→ **Exercise**
Quote the records that follow in full and exactly; leave out the pictures.

--- Begin ---

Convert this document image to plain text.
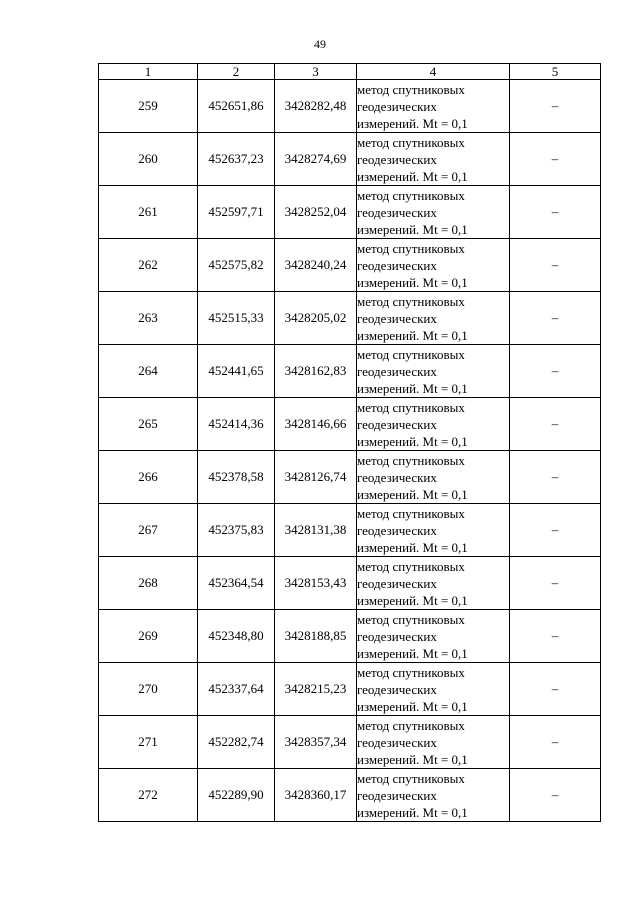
49
1	2	3	4	5
259	452651,86	3428282,48	метод спутниковых
геодезических
измерений. Mt = 0,1	–
260	452637,23	3428274,69	метод спутниковых
геодезических
измерений. Mt = 0,1	–
261	452597,71	3428252,04	метод спутниковых
геодезических
измерений. Mt = 0,1	–
262	452575,82	3428240,24	метод спутниковых
геодезических
измерений. Mt = 0,1	–
263	452515,33	3428205,02	метод спутниковых
геодезических
измерений. Mt = 0,1	–
264	452441,65	3428162,83	метод спутниковых
геодезических
измерений. Mt = 0,1	–
265	452414,36	3428146,66	метод спутниковых
геодезических
измерений. Mt = 0,1	–
266	452378,58	3428126,74	метод спутниковых
геодезических
измерений. Mt = 0,1	–
267	452375,83	3428131,38	метод спутниковых
геодезических
измерений. Mt = 0,1	–
268	452364,54	3428153,43	метод спутниковых
геодезических
измерений. Mt = 0,1	–
269	452348,80	3428188,85	метод спутниковых
геодезических
измерений. Mt = 0,1	–
270	452337,64	3428215,23	метод спутниковых
геодезических
измерений. Mt = 0,1	–
271	452282,74	3428357,34	метод спутниковых
геодезических
измерений. Mt = 0,1	–
272	452289,90	3428360,17	метод спутниковых
геодезических
измерений. Mt = 0,1	–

--- End ---

→ **Answer**
Convert this document image to plain text.
49
1	2	3	4	5
259	452651,86	3428282,48	метод спутниковых
геодезических
измерений. Mt = 0,1	–
260	452637,23	3428274,69	метод спутниковых
геодезических
измерений. Mt = 0,1	–
261	452597,71	3428252,04	метод спутниковых
геодезических
измерений. Mt = 0,1	–
262	452575,82	3428240,24	метод спутниковых
геодезических
измерений. Mt = 0,1	–
263	452515,33	3428205,02	метод спутниковых
геодезических
измерений. Mt = 0,1	–
264	452441,65	3428162,83	метод спутниковых
геодезических
измерений. Mt = 0,1	–
265	452414,36	3428146,66	метод спутниковых
геодезических
измерений. Mt = 0,1	–
266	452378,58	3428126,74	метод спутниковых
геодезических
измерений. Mt = 0,1	–
267	452375,83	3428131,38	метод спутниковых
геодезических
измерений. Mt = 0,1	–
268	452364,54	3428153,43	метод спутниковых
геодезических
измерений. Mt = 0,1	–
269	452348,80	3428188,85	метод спутниковых
геодезических
измерений. Mt = 0,1	–
270	452337,64	3428215,23	метод спутниковых
геодезических
измерений. Mt = 0,1	–
271	452282,74	3428357,34	метод спутниковых
геодезических
измерений. Mt = 0,1	–
272	452289,90	3428360,17	метод спутниковых
геодезических
измерений. Mt = 0,1	–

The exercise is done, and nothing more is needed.